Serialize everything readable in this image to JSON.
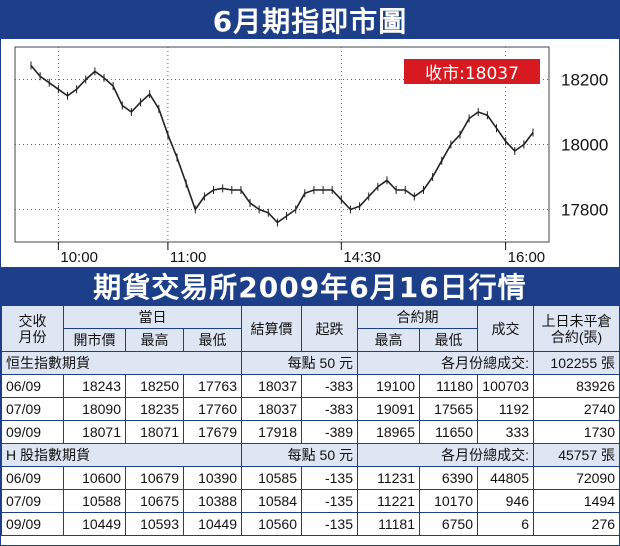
{
  "title_top": "6月期指即市圖",
  "title_bottom": "期貨交易所2009年6月16日行情",
  "close_badge": "收市:18037",
  "chart_data": {
    "type": "line",
    "title": "6月期指即市圖",
    "x_ticks": [
      "10:00",
      "11:00",
      "14:30",
      "16:00"
    ],
    "y_ticks": [
      18200,
      18000,
      17800
    ],
    "ylim": [
      17700,
      18300
    ],
    "grid": true,
    "annotation": "收市:18037",
    "x": [
      "09:45",
      "09:50",
      "09:55",
      "10:00",
      "10:05",
      "10:10",
      "10:15",
      "10:20",
      "10:25",
      "10:30",
      "10:35",
      "10:40",
      "10:45",
      "10:50",
      "10:55",
      "11:00",
      "11:05",
      "11:10",
      "11:15",
      "11:20",
      "11:25",
      "11:30",
      "11:35",
      "11:40",
      "11:45",
      "11:50",
      "11:55",
      "12:00",
      "12:05",
      "12:10",
      "12:15",
      "12:20",
      "12:25",
      "12:30",
      "14:30",
      "14:35",
      "14:40",
      "14:45",
      "14:50",
      "14:55",
      "15:00",
      "15:05",
      "15:10",
      "15:15",
      "15:20",
      "15:25",
      "15:30",
      "15:35",
      "15:40",
      "15:45",
      "15:50",
      "15:55",
      "16:00",
      "16:05",
      "16:10",
      "16:15"
    ],
    "series": [
      {
        "values": [
          18243,
          18210,
          18190,
          18170,
          18150,
          18170,
          18200,
          18225,
          18205,
          18180,
          18120,
          18100,
          18130,
          18155,
          18110,
          18030,
          17960,
          17880,
          17800,
          17840,
          17860,
          17865,
          17860,
          17860,
          17820,
          17800,
          17790,
          17760,
          17780,
          17800,
          17850,
          17860,
          17860,
          17860,
          17830,
          17800,
          17810,
          17840,
          17870,
          17890,
          17860,
          17860,
          17840,
          17860,
          17900,
          17950,
          18000,
          18030,
          18080,
          18100,
          18090,
          18050,
          18010,
          17980,
          18000,
          18037
        ]
      }
    ]
  },
  "table": {
    "headers": {
      "contract": "交收\n月份",
      "day": "當日",
      "open": "開市價",
      "high": "最高",
      "low": "最低",
      "settle": "結算價",
      "change": "起跌",
      "life": "合約期",
      "life_high": "最高",
      "life_low": "最低",
      "volume": "成交",
      "oi": "上日未平倉\n合約(張)"
    },
    "groups": [
      {
        "name": "恒生指數期貨",
        "per_point": "每點 50 元",
        "total_label": "各月份總成交:",
        "total": "102255 張",
        "rows": [
          [
            "06/09",
            "18243",
            "18250",
            "17763",
            "18037",
            "-383",
            "19100",
            "11180",
            "100703",
            "83926"
          ],
          [
            "07/09",
            "18090",
            "18235",
            "17760",
            "18037",
            "-383",
            "19091",
            "17565",
            "1192",
            "2740"
          ],
          [
            "09/09",
            "18071",
            "18071",
            "17679",
            "17918",
            "-389",
            "18965",
            "11650",
            "333",
            "1730"
          ]
        ]
      },
      {
        "name": "H 股指數期貨",
        "per_point": "每點 50 元",
        "total_label": "各月份總成交:",
        "total": "45757 張",
        "rows": [
          [
            "06/09",
            "10600",
            "10679",
            "10390",
            "10585",
            "-135",
            "11231",
            "6390",
            "44805",
            "72090"
          ],
          [
            "07/09",
            "10588",
            "10675",
            "10388",
            "10584",
            "-135",
            "11221",
            "10170",
            "946",
            "1494"
          ],
          [
            "09/09",
            "10449",
            "10593",
            "10449",
            "10560",
            "-135",
            "11181",
            "6750",
            "6",
            "276"
          ]
        ]
      }
    ]
  }
}
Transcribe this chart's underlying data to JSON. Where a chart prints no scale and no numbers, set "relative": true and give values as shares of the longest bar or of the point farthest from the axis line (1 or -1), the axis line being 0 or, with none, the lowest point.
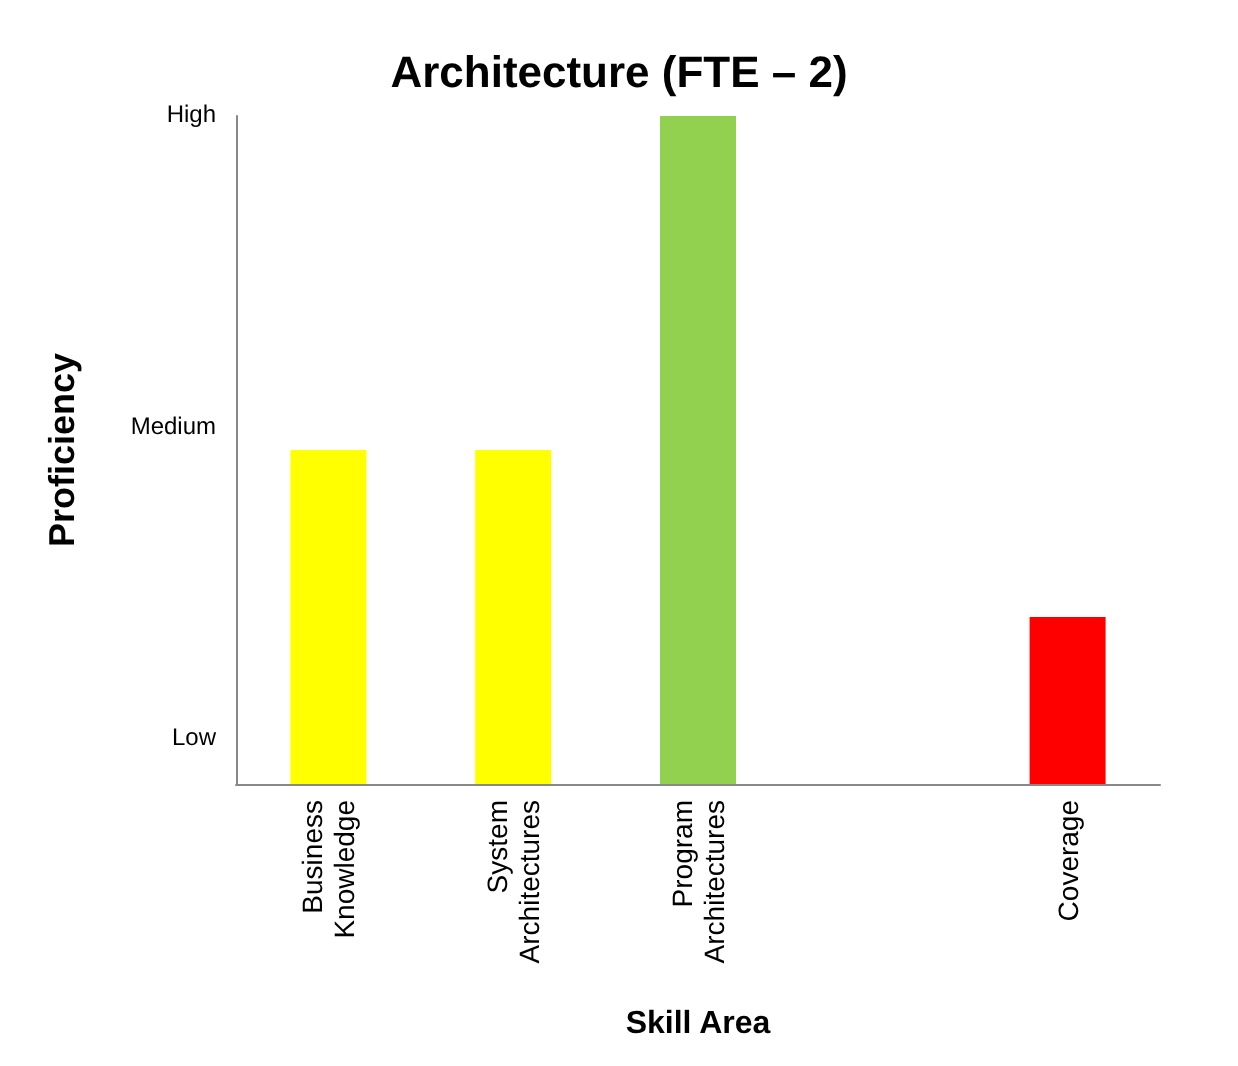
{
  "chart_data": {
    "type": "bar",
    "title": "Architecture (FTE – 2)",
    "xlabel": "Skill Area",
    "ylabel": "Proficiency",
    "categories": [
      "Business Knowledge",
      "System Architectures",
      "Program Architectures",
      null,
      "Coverage"
    ],
    "values": [
      0.5,
      0.5,
      1,
      null,
      0.25
    ],
    "colors": [
      "#ffff00",
      "#ffff00",
      "#92d050",
      "#ffff00",
      "#ff0000"
    ],
    "relative": true,
    "annotations": [
      "Low",
      "Medium",
      "High"
    ],
    "grid": false
  }
}
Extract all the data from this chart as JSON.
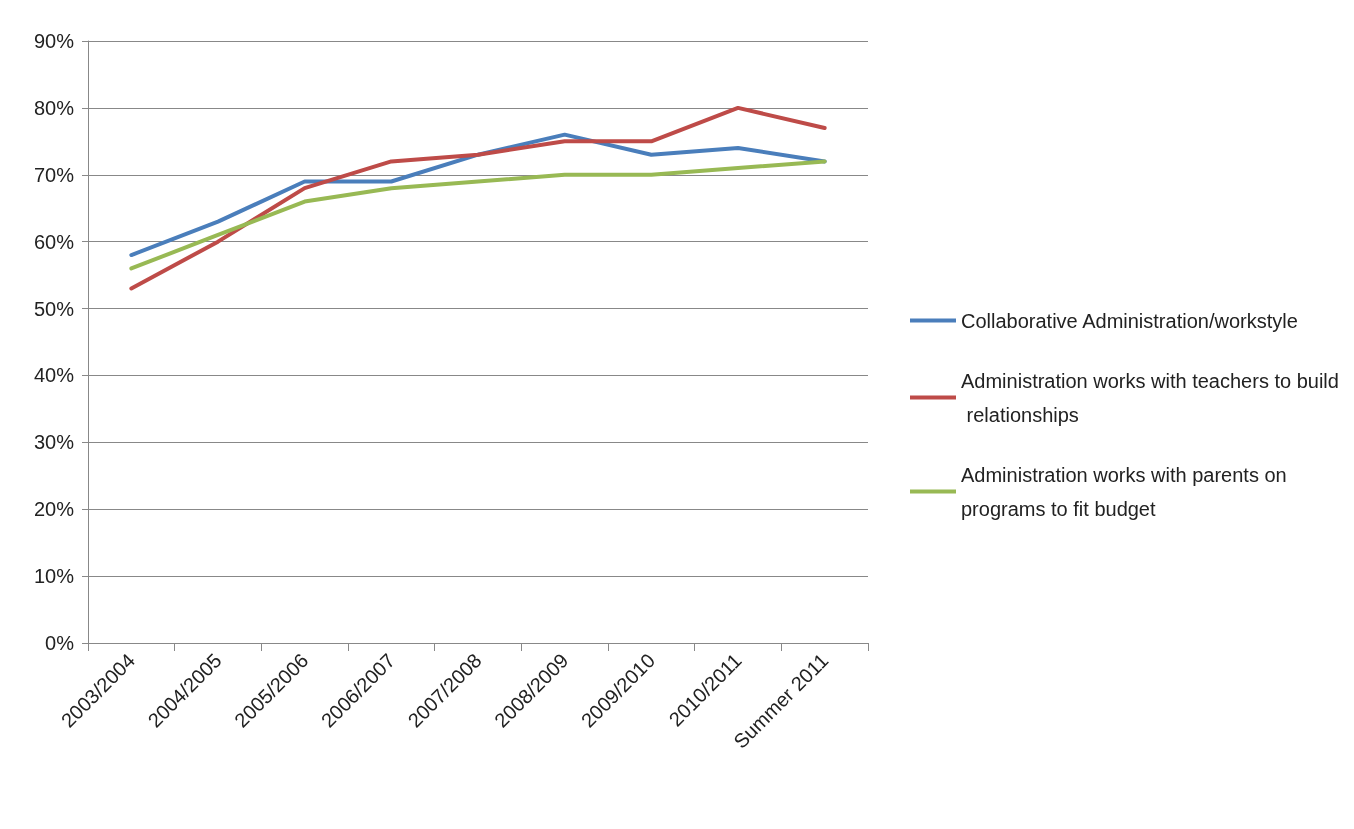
{
  "chart_data": {
    "type": "line",
    "categories": [
      "2003/2004",
      "2004/2005",
      "2005/2006",
      "2006/2007",
      "2007/2008",
      "2008/2009",
      "2009/2010",
      "2010/2011",
      "Summer 2011"
    ],
    "series": [
      {
        "name": "Collaborative Administration/workstyle",
        "color": "#4a7ebb",
        "values": [
          58,
          63,
          69,
          69,
          73,
          76,
          73,
          74,
          72
        ]
      },
      {
        "name": "Administration works with teachers to build relationships",
        "color": "#be4b48",
        "values": [
          53,
          60,
          68,
          72,
          73,
          75,
          75,
          80,
          77
        ]
      },
      {
        "name": "Administration works with parents on programs to fit budget",
        "color": "#98b954",
        "values": [
          56,
          61,
          66,
          68,
          69,
          70,
          70,
          71,
          72
        ]
      }
    ],
    "ylim": [
      0,
      90
    ],
    "yticks": [
      {
        "value": 0,
        "label": "0%"
      },
      {
        "value": 10,
        "label": "10%"
      },
      {
        "value": 20,
        "label": "20%"
      },
      {
        "value": 30,
        "label": "30%"
      },
      {
        "value": 40,
        "label": "40%"
      },
      {
        "value": 50,
        "label": "50%"
      },
      {
        "value": 60,
        "label": "60%"
      },
      {
        "value": 70,
        "label": "70%"
      },
      {
        "value": 80,
        "label": "80%"
      },
      {
        "value": 90,
        "label": "90%"
      }
    ],
    "grid": "y",
    "legend": "right",
    "marker": "none",
    "line_style": "solid"
  }
}
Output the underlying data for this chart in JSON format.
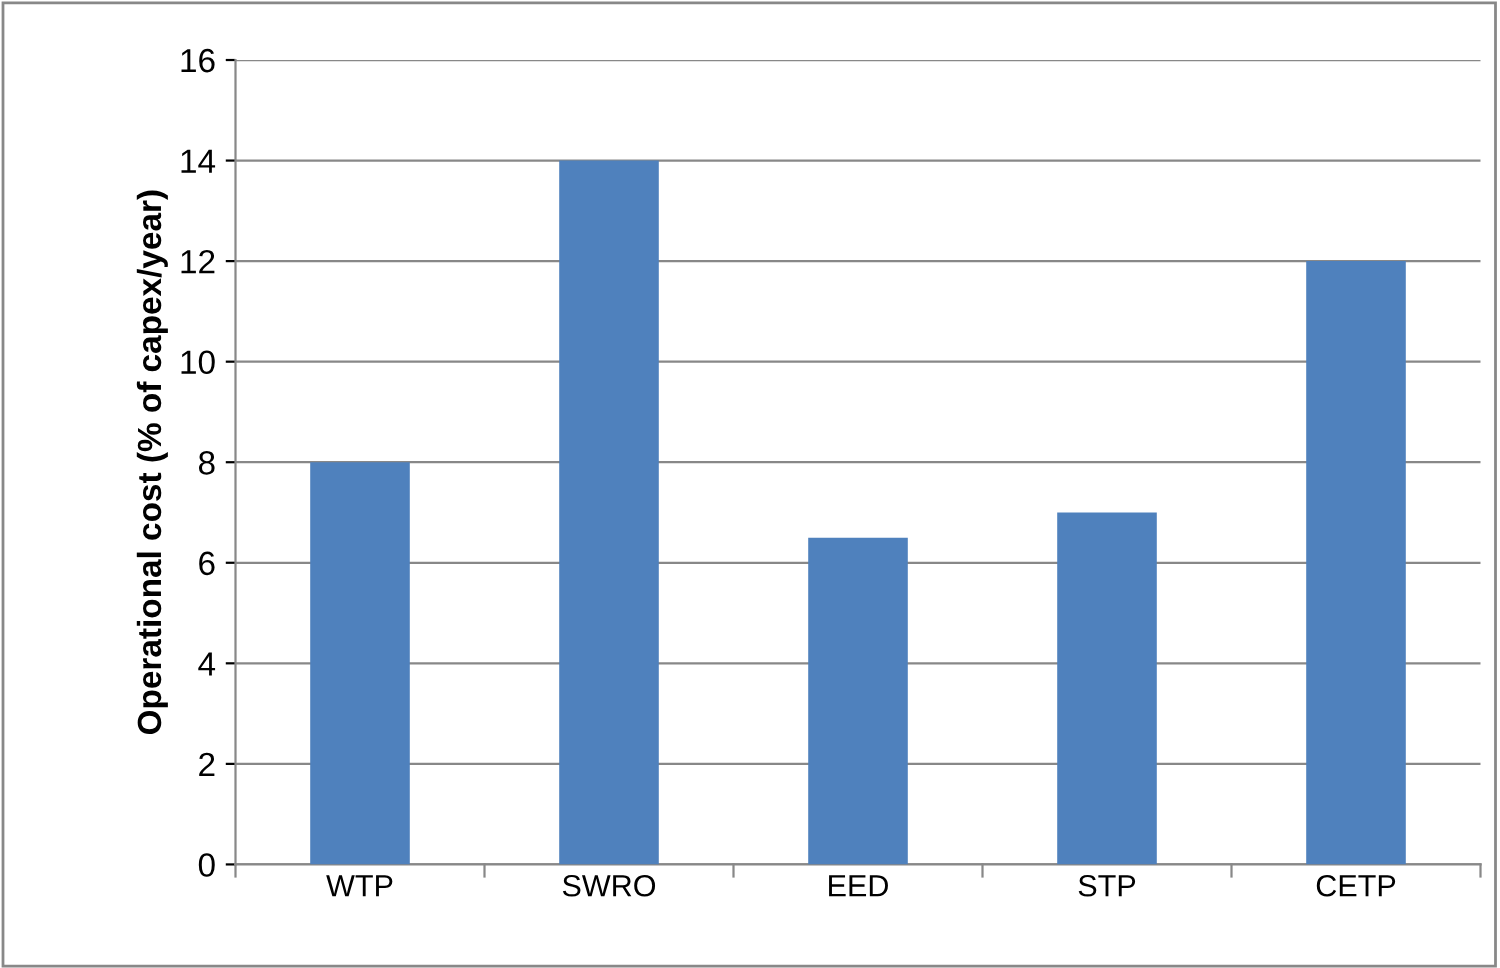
{
  "chart_data": {
    "type": "bar",
    "ylabel": "Operational cost (% of capex/year)",
    "categories": [
      "WTP",
      "SWRO",
      "EED",
      "STP",
      "CETP"
    ],
    "values": [
      8,
      14,
      6.5,
      7,
      12
    ],
    "color": "#4f81bd",
    "ylim": [
      0,
      16
    ],
    "yticks": [
      0,
      2,
      4,
      6,
      8,
      10,
      12,
      14,
      16
    ],
    "grid": "y"
  }
}
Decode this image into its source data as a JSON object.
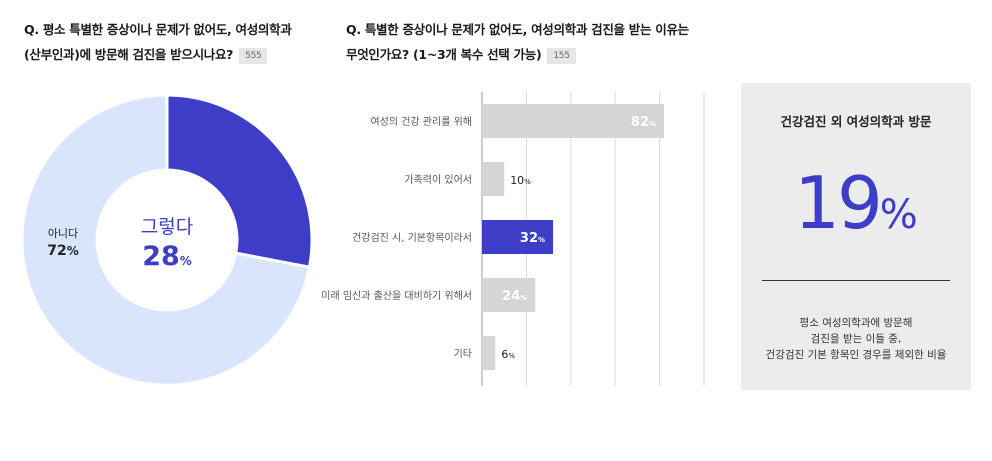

::::::::

§ **Written problem**: Copy the data exactly. Any picture it contains is to be omitted.

§ **Solution below**:
Serialize everything readable in this image to JSON.
{
  "title_top": "6月期指即市圖",
  "title_bottom": "期貨交易所2009年6月16日行情",
  "close_badge": "收市:18037",
  "chart_data": {
    "type": "line",
    "title": "6月期指即市圖",
    "x_ticks": [
      "10:00",
      "11:00",
      "14:30",
      "16:00"
    ],
    "y_ticks": [
      18200,
      18000,
      17800
    ],
    "ylim": [
      17700,
      18300
    ],
    "grid": true,
    "annotation": "收市:18037",
    "x": [
      "09:45",
      "09:50",
      "09:55",
      "10:00",
      "10:05",
      "10:10",
      "10:15",
      "10:20",
      "10:25",
      "10:30",
      "10:35",
      "10:40",
      "10:45",
      "10:50",
      "10:55",
      "11:00",
      "11:05",
      "11:10",
      "11:15",
      "11:20",
      "11:25",
      "11:30",
      "11:35",
      "11:40",
      "11:45",
      "11:50",
      "11:55",
      "12:00",
      "12:05",
      "12:10",
      "12:15",
      "12:20",
      "12:25",
      "12:30",
      "14:30",
      "14:35",
      "14:40",
      "14:45",
      "14:50",
      "14:55",
      "15:00",
      "15:05",
      "15:10",
      "15:15",
      "15:20",
      "15:25",
      "15:30",
      "15:35",
      "15:40",
      "15:45",
      "15:50",
      "15:55",
      "16:00",
      "16:05",
      "16:10",
      "16:15"
    ],
    "series": [
      {
        "values": [
          18243,
          18210,
          18190,
          18170,
          18150,
          18170,
          18200,
          18225,
          18205,
          18180,
          18120,
          18100,
          18130,
          18155,
          18110,
          18030,
          17960,
          17880,
          17800,
          17840,
          17860,
          17865,
          17860,
          17860,
          17820,
          17800,
          17790,
          17760,
          17780,
          17800,
          17850,
          17860,
          17860,
          17860,
          17830,
          17800,
          17810,
          17840,
          17870,
          17890,
          17860,
          17860,
          17840,
          17860,
          17900,
          17950,
          18000,
          18030,
          18080,
          18100,
          18090,
          18050,
          18010,
          17980,
          18000,
          18037
        ]
      }
    ]
  },
  "table": {
    "headers": {
      "contract": "交收\n月份",
      "day": "當日",
      "open": "開市價",
      "high": "最高",
      "low": "最低",
      "settle": "結算價",
      "change": "起跌",
      "life": "合約期",
      "life_high": "最高",
      "life_low": "最低",
      "volume": "成交",
      "oi": "上日未平倉\n合約(張)"
    },
    "groups": [
      {
        "name": "恒生指數期貨",
        "per_point": "每點 50 元",
        "total_label": "各月份總成交:",
        "total": "102255 張",
        "rows": [
          [
            "06/09",
            "18243",
            "18250",
            "17763",
            "18037",
            "-383",
            "19100",
            "11180",
            "100703",
            "83926"
          ],
          [
            "07/09",
            "18090",
            "18235",
            "17760",
            "18037",
            "-383",
            "19091",
            "17565",
            "1192",
            "2740"
          ],
          [
            "09/09",
            "18071",
            "18071",
            "17679",
            "17918",
            "-389",
            "18965",
            "11650",
            "333",
            "1730"
          ]
        ]
      },
      {
        "name": "H 股指數期貨",
        "per_point": "每點 50 元",
        "total_label": "各月份總成交:",
        "total": "45757 張",
        "rows": [
          [
            "06/09",
            "10600",
            "10679",
            "10390",
            "10585",
            "-135",
            "11231",
            "6390",
            "44805",
            "72090"
          ],
          [
            "07/09",
            "10588",
            "10675",
            "10388",
            "10584",
            "-135",
            "11221",
            "10170",
            "946",
            "1494"
          ],
          [
            "09/09",
            "10449",
            "10593",
            "10449",
            "10560",
            "-135",
            "11181",
            "6750",
            "6",
            "276"
          ]
        ]
      }
    ]
  }
}
Transcribe this chart's underlying data to JSON. Where a chart prints no scale and no numbers, set "relative": true and give values as shares of the longest bar or of the point farthest from the axis line (1 or -1), the axis line being 0 or, with none, the lowest point.
{
  "chart_data": {
    "type": "bar",
    "title": "Architecture (FTE – 2)",
    "xlabel": "Skill Area",
    "ylabel": "Proficiency",
    "categories": [
      "Business Knowledge",
      "System Architectures",
      "Program Architectures",
      null,
      "Coverage"
    ],
    "values": [
      0.5,
      0.5,
      1,
      null,
      0.25
    ],
    "colors": [
      "#ffff00",
      "#ffff00",
      "#92d050",
      "#ffff00",
      "#ff0000"
    ],
    "relative": true,
    "annotations": [
      "Low",
      "Medium",
      "High"
    ],
    "grid": false
  }
}
Extract all the data from this chart as JSON.
{
  "chart_data": {
    "type": "line",
    "categories": [
      "2003/2004",
      "2004/2005",
      "2005/2006",
      "2006/2007",
      "2007/2008",
      "2008/2009",
      "2009/2010",
      "2010/2011",
      "Summer 2011"
    ],
    "series": [
      {
        "name": "Collaborative Administration/workstyle",
        "color": "#4a7ebb",
        "values": [
          58,
          63,
          69,
          69,
          73,
          76,
          73,
          74,
          72
        ]
      },
      {
        "name": "Administration works with teachers to build relationships",
        "color": "#be4b48",
        "values": [
          53,
          60,
          68,
          72,
          73,
          75,
          75,
          80,
          77
        ]
      },
      {
        "name": "Administration works with parents on programs to fit budget",
        "color": "#98b954",
        "values": [
          56,
          61,
          66,
          68,
          69,
          70,
          70,
          71,
          72
        ]
      }
    ],
    "ylim": [
      0,
      90
    ],
    "yticks": [
      {
        "value": 0,
        "label": "0%"
      },
      {
        "value": 10,
        "label": "10%"
      },
      {
        "value": 20,
        "label": "20%"
      },
      {
        "value": 30,
        "label": "30%"
      },
      {
        "value": 40,
        "label": "40%"
      },
      {
        "value": 50,
        "label": "50%"
      },
      {
        "value": 60,
        "label": "60%"
      },
      {
        "value": 70,
        "label": "70%"
      },
      {
        "value": 80,
        "label": "80%"
      },
      {
        "value": 90,
        "label": "90%"
      }
    ],
    "grid": "y",
    "legend": "right",
    "marker": "none",
    "line_style": "solid"
  }
}
Output the underlying data for this chart in JSON format.
{
  "chart_data": {
    "type": "bar",
    "ylabel": "Operational cost (% of capex/year)",
    "categories": [
      "WTP",
      "SWRO",
      "EED",
      "STP",
      "CETP"
    ],
    "values": [
      8,
      14,
      6.5,
      7,
      12
    ],
    "color": "#4f81bd",
    "ylim": [
      0,
      16
    ],
    "yticks": [
      0,
      2,
      4,
      6,
      8,
      10,
      12,
      14,
      16
    ],
    "grid": "y"
  }
}
Decode this image into its source data as a JSON object.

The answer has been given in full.